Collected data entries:

------------

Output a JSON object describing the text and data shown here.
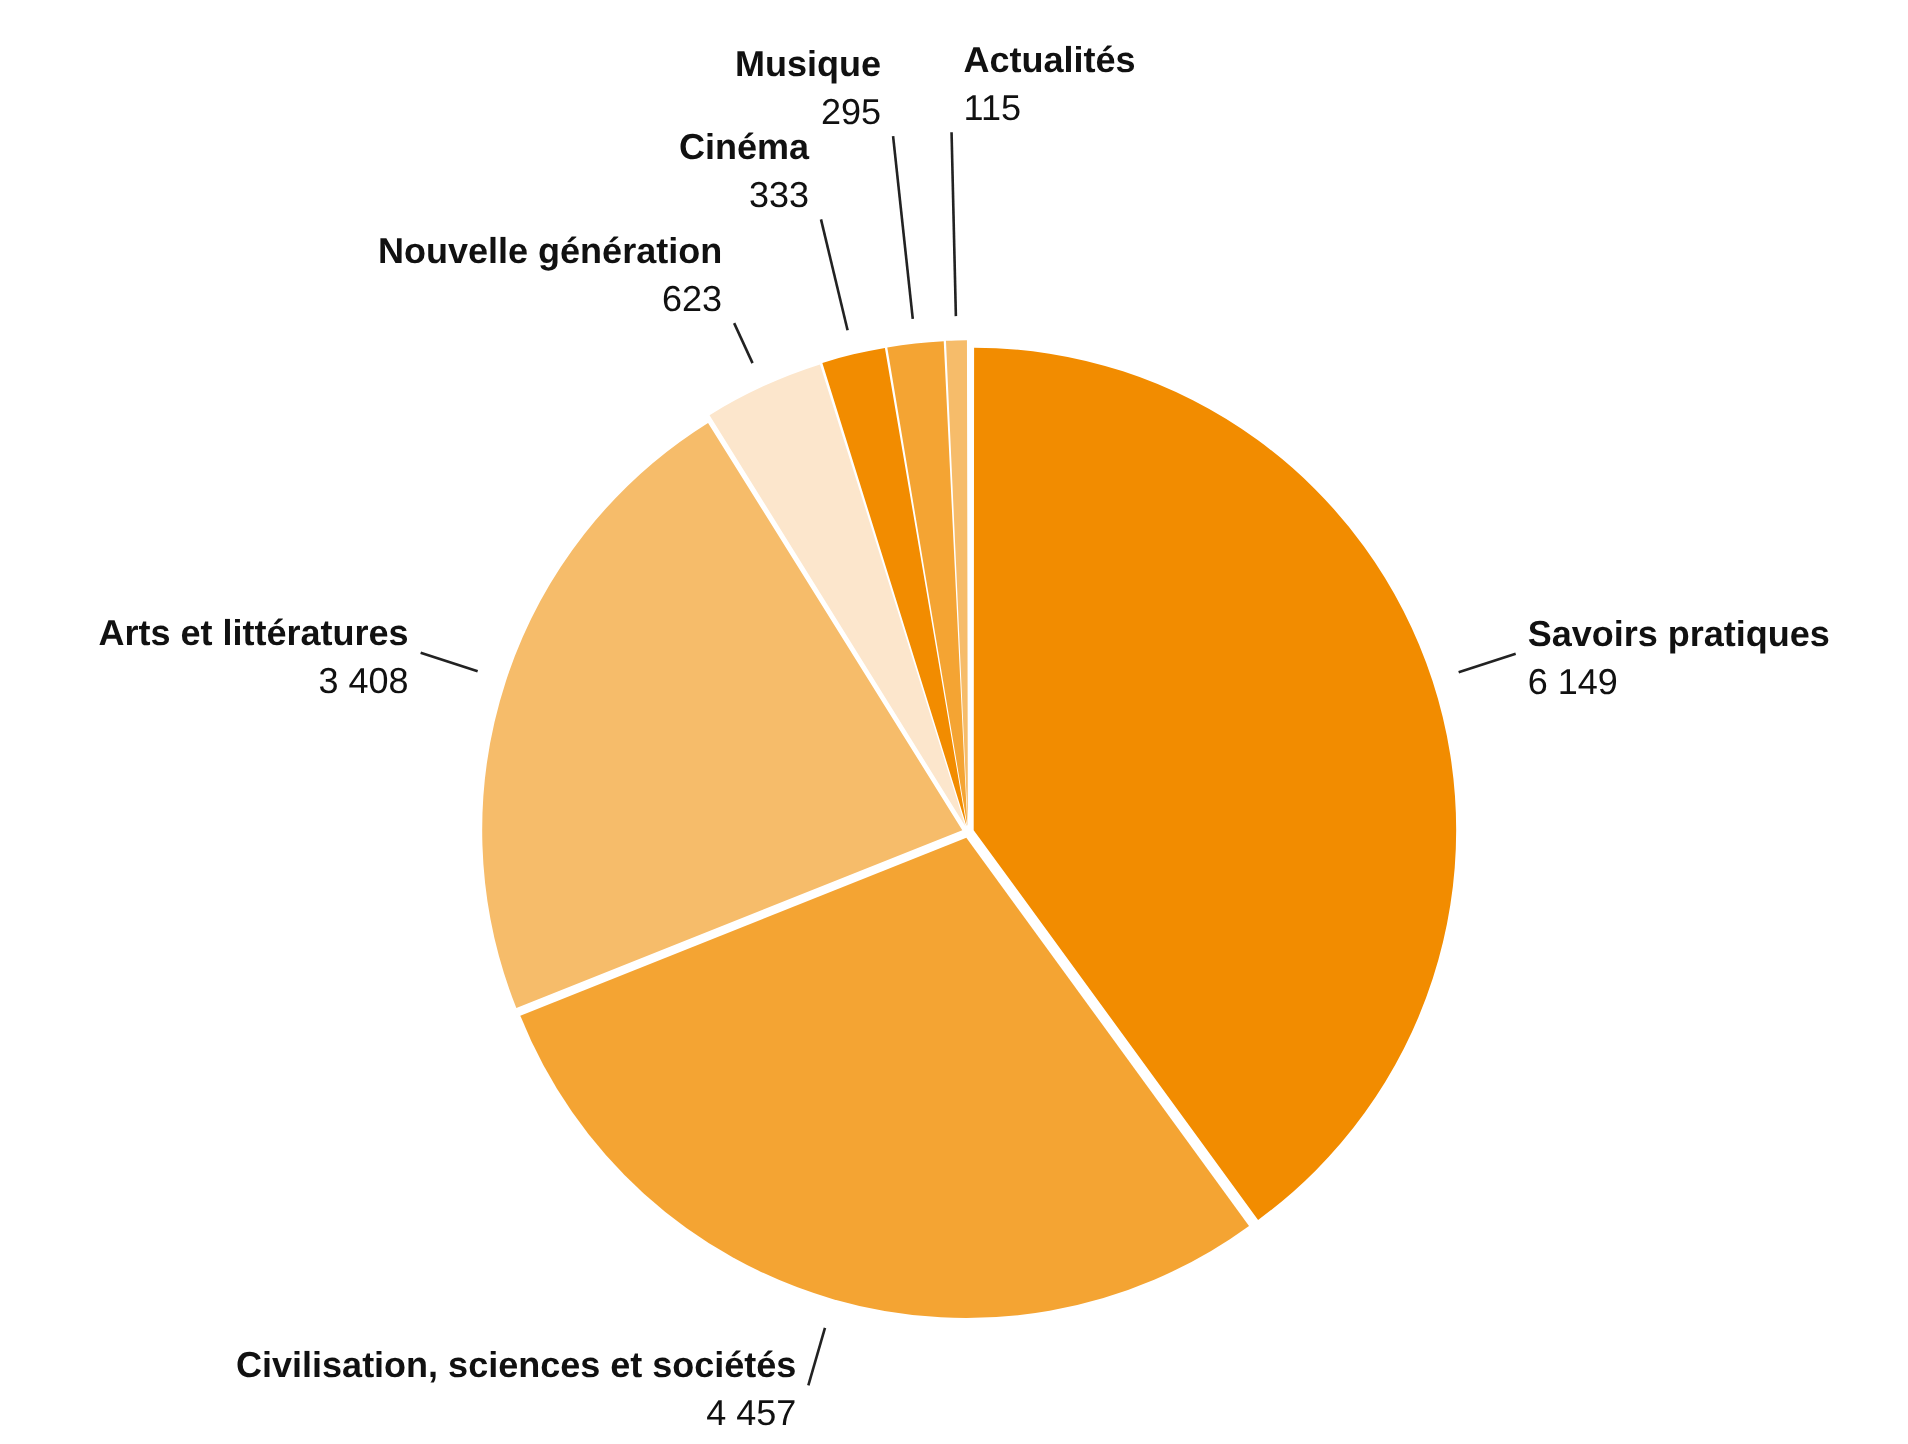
{
  "chart_data": {
    "type": "pie",
    "categories": [
      "Savoirs pratiques",
      "Civilisation, sciences et sociétés",
      "Arts et littératures",
      "Nouvelle génération",
      "Cinéma",
      "Musique",
      "Actualités"
    ],
    "values": [
      6149,
      4457,
      3408,
      623,
      333,
      295,
      115
    ],
    "value_labels": [
      "6 149",
      "4 457",
      "3 408",
      "623",
      "333",
      "295",
      "115"
    ],
    "colors": [
      "#f28c00",
      "#f4a433",
      "#f6bc6a",
      "#fce6cc",
      "#f28c00",
      "#f4a433",
      "#f6bc6a"
    ]
  }
}
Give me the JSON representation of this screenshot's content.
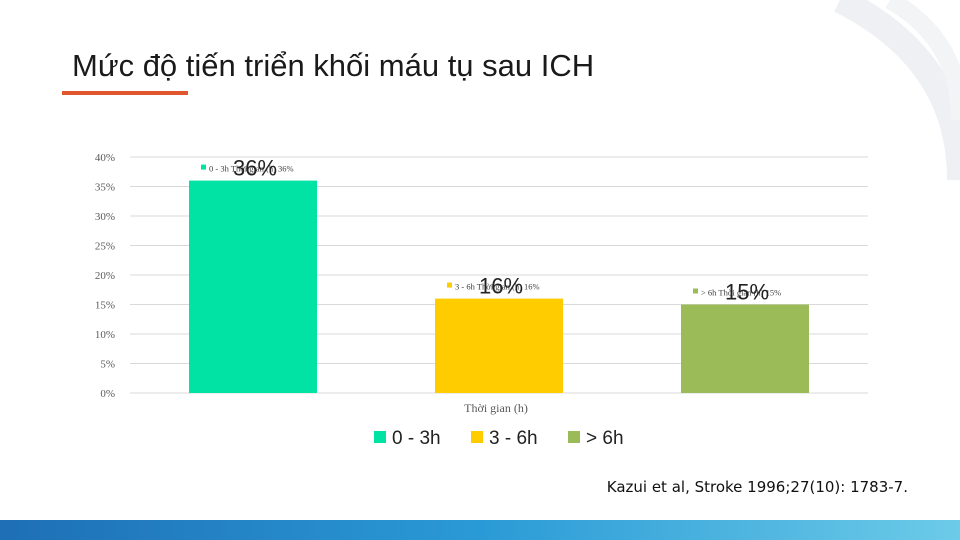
{
  "slide": {
    "title": "Mức độ tiến triển khối máu tụ sau ICH",
    "citation": "Kazui et al, Stroke 1996;27(10): 1783-7.",
    "accent_color": "#e0572e"
  },
  "chart_data": {
    "type": "bar",
    "title": "",
    "xlabel": "Thời gian (h)",
    "ylabel": "",
    "ylim": [
      0,
      0.4
    ],
    "yticks": [
      "0%",
      "5%",
      "10%",
      "15%",
      "20%",
      "25%",
      "30%",
      "35%",
      "40%"
    ],
    "categories": [
      "0 - 3h",
      "3 - 6h",
      "> 6h"
    ],
    "values": [
      0.36,
      0.16,
      0.15
    ],
    "value_labels": [
      "36%",
      "16%",
      "15%"
    ],
    "colors": [
      "#00e3a5",
      "#ffcc00",
      "#9bbb59"
    ],
    "grid": true,
    "legend": "bottom",
    "data_label_details": [
      "0 - 3h Thời gian (h) 36%",
      "3 - 6h Thời gian (h) 16%",
      "> 6h Thời gian (h) 15%"
    ]
  }
}
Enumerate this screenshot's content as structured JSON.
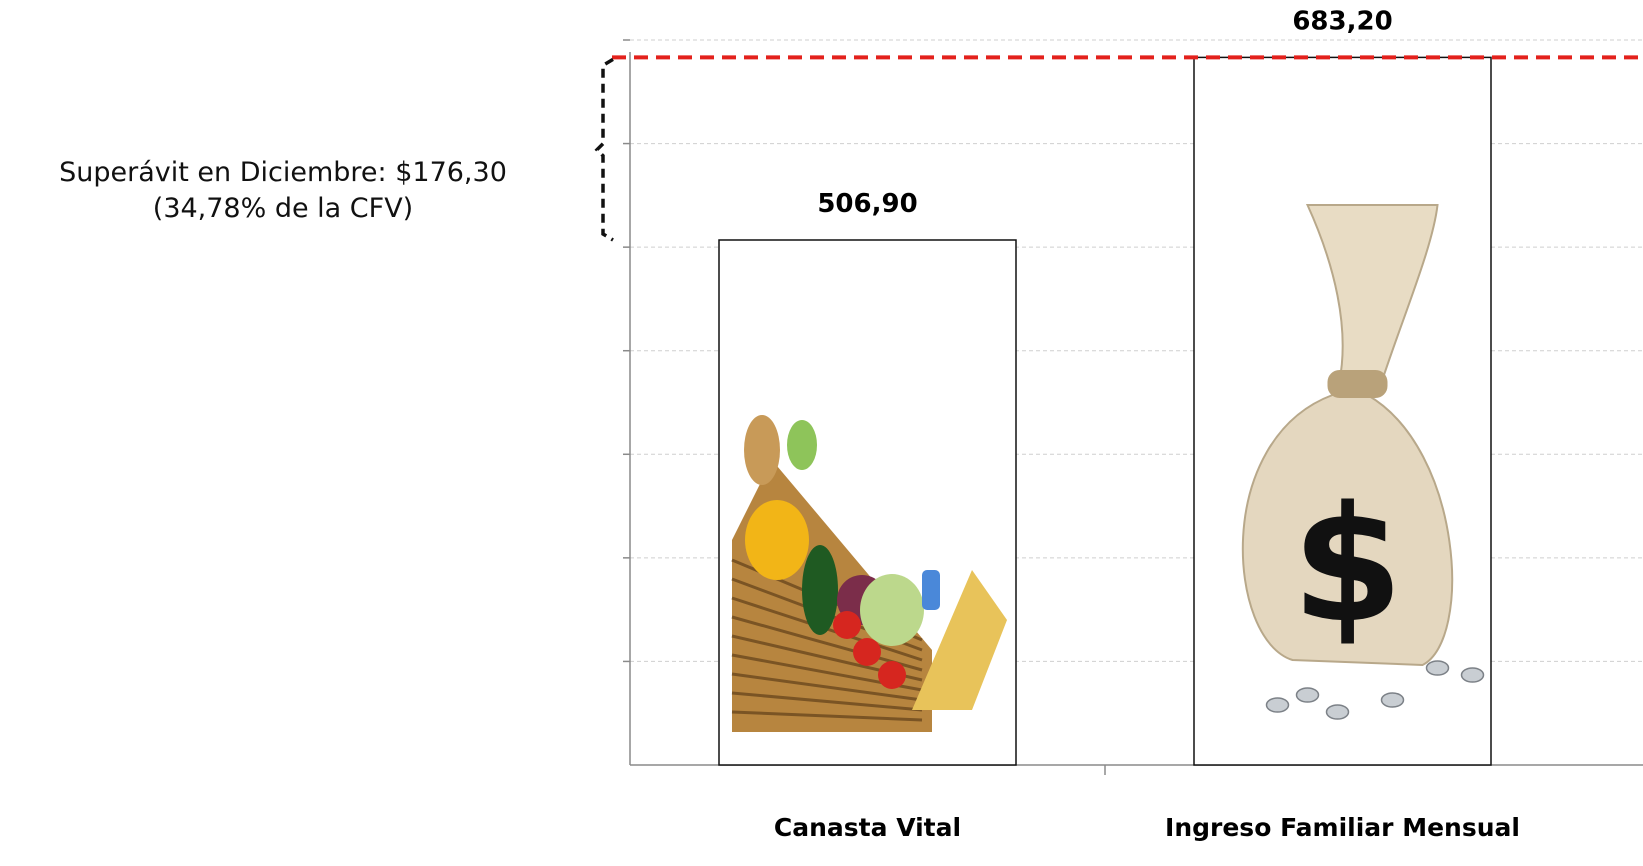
{
  "chart_data": {
    "type": "bar",
    "categories": [
      "Canasta Vital",
      "Ingreso Familiar Mensual"
    ],
    "values": [
      506.9,
      683.2
    ],
    "value_labels": [
      "506,90",
      "683,20"
    ],
    "ylim": [
      0,
      700
    ],
    "y_tick_step": 100,
    "grid": true,
    "title": "",
    "xlabel": "",
    "ylabel": "",
    "reference_line": {
      "value": 683.2,
      "color": "#e3211c",
      "style": "dashed"
    },
    "bracket_range": [
      506.9,
      683.2
    ],
    "bar_images": [
      "vegetable-basket",
      "money-bag"
    ],
    "annotation": {
      "line1": "Superávit en Diciembre: $176,30",
      "line2": "(34,78% de la CFV)"
    }
  }
}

------------

■ Set problem ■
Pictures aside, set down the lines from the one containing "Enumerate this screenshot's" through the end of the records above, exactly and only those.

■ Task response ■
Enumerate this screenshot's content as structured JSON.
{
  "chart_data": {
    "type": "bar",
    "categories": [
      "Canasta Vital",
      "Ingreso Familiar Mensual"
    ],
    "values": [
      506.9,
      683.2
    ],
    "value_labels": [
      "506,90",
      "683,20"
    ],
    "ylim": [
      0,
      700
    ],
    "y_tick_step": 100,
    "grid": true,
    "title": "",
    "xlabel": "",
    "ylabel": "",
    "reference_line": {
      "value": 683.2,
      "color": "#e3211c",
      "style": "dashed"
    },
    "bracket_range": [
      506.9,
      683.2
    ],
    "bar_images": [
      "vegetable-basket",
      "money-bag"
    ],
    "annotation": {
      "line1": "Superávit en Diciembre: $176,30",
      "line2": "(34,78% de la CFV)"
    }
  }
}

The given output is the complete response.